Passage —
╔══
So my doubt is whether the memory is actually getting freed ? What exactly is happening ?
The way realloc works is that it guarantees that a[0]..a[74] will have the same values after the realloc as they did before it.
However, the moment you try to access a[75] after the realloc, you have undefined behaviour. This means that the program is free to behave in any way it pleases, including segfaulting, printing out the original values, printing out some random values, not printing anything at all, launching a nuclear strike, etc. There is no requirement for it to segfault.
So my doubt is whether the memory is actually getting freed?
There is absolutely no reason to think that realloc is not doing its job here.
What exactly is happening?
Most likely, the memory is getting freed by shrinking the original memory block and not wiping out the now unused final 25 array elements. As a result, the undefined behaviour manifests itself my printing out the original values. It is worth noting that even the slightest changes to the code, the compiler, the runtime library, the OS etc could make the undefined behaviour manifest itself differently.
You may get a segmentation fault, but you may not. The behaviour is undefined, which means anything can happen, but I'll attempt to explain what you might be experiencing.
There's a mapping between your virtual address space and physical pages, and that mapping is usually in pages of 4096 bytes at least (well, there's virtual memory also, but lets ignore that for the moment).
╚══
Required work —
Can you quote the thread on realloc in full, word for word? The material has no connection to the thread on realloc.

Source data —
╔══
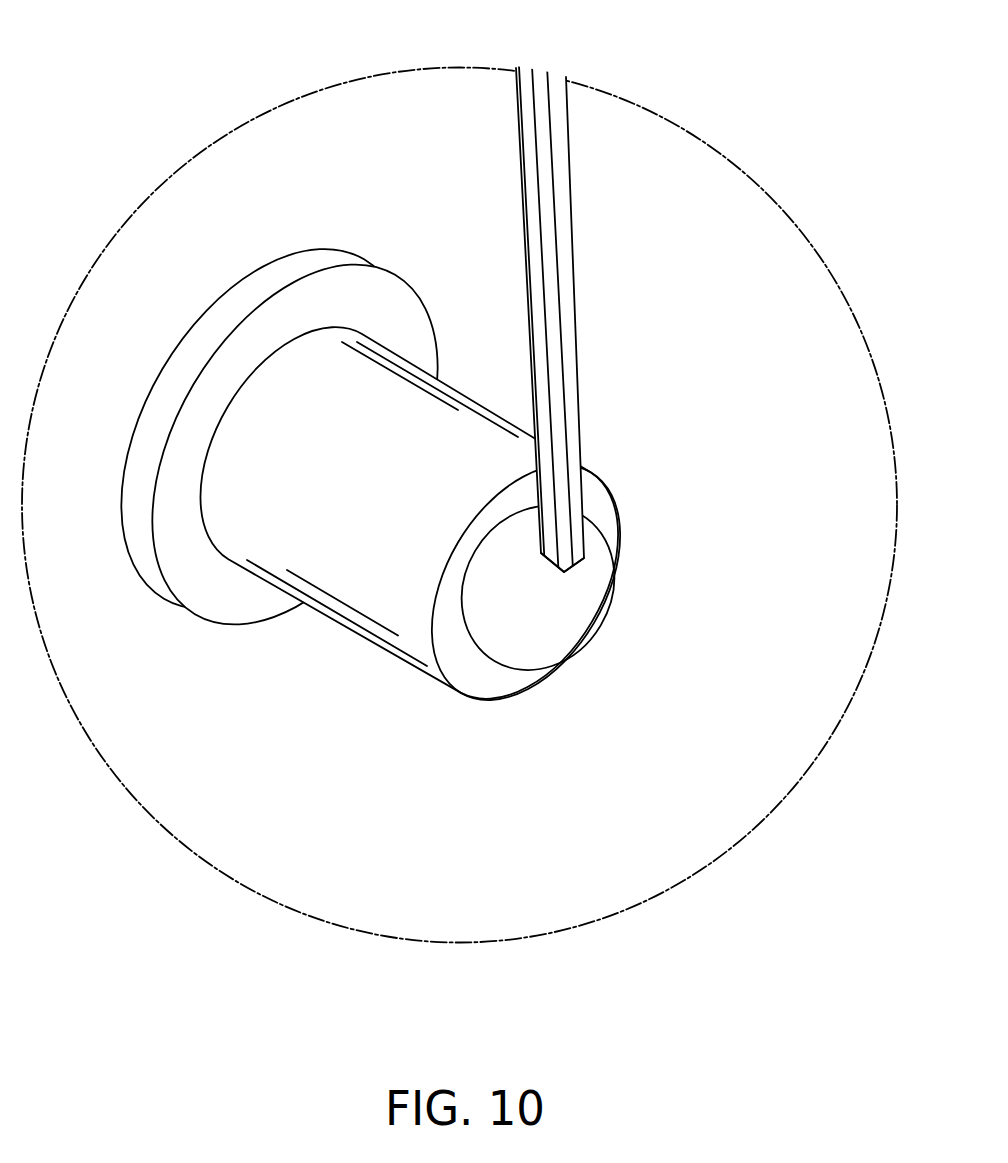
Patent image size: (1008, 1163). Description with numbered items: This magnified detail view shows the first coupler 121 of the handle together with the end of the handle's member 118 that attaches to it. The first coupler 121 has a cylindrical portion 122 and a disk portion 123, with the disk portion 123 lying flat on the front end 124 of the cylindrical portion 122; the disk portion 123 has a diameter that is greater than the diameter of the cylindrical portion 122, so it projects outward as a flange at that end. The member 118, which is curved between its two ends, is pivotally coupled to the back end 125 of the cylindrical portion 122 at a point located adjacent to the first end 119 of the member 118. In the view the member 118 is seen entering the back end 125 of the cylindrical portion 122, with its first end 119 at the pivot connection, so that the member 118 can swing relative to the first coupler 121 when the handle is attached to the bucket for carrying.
╚══
Response to this task —
So my doubt is whether the memory is actually getting freed ? What exactly is happening ?
The way realloc works is that it guarantees that a[0]..a[74] will have the same values after the realloc as they did before it.
However, the moment you try to access a[75] after the realloc, you have undefined behaviour. This means that the program is free to behave in any way it pleases, including segfaulting, printing out the original values, printing out some random values, not printing anything at all, launching a nuclear strike, etc. There is no requirement for it to segfault.
So my doubt is whether the memory is actually getting freed?
There is absolutely no reason to think that realloc is not doing its job here.
What exactly is happening?
Most likely, the memory is getting freed by shrinking the original memory block and not wiping out the now unused final 25 array elements. As a result, the undefined behaviour manifests itself my printing out the original values. It is worth noting that even the slightest changes to the code, the compiler, the runtime library, the OS etc could make the undefined behaviour manifest itself differently.
You may get a segmentation fault, but you may not. The behaviour is undefined, which means anything can happen, but I'll attempt to explain what you might be experiencing.
There's a mapping between your virtual address space and physical pages, and that mapping is usually in pages of 4096 bytes at least (well, there's virtual memory also, but lets ignore that for the moment).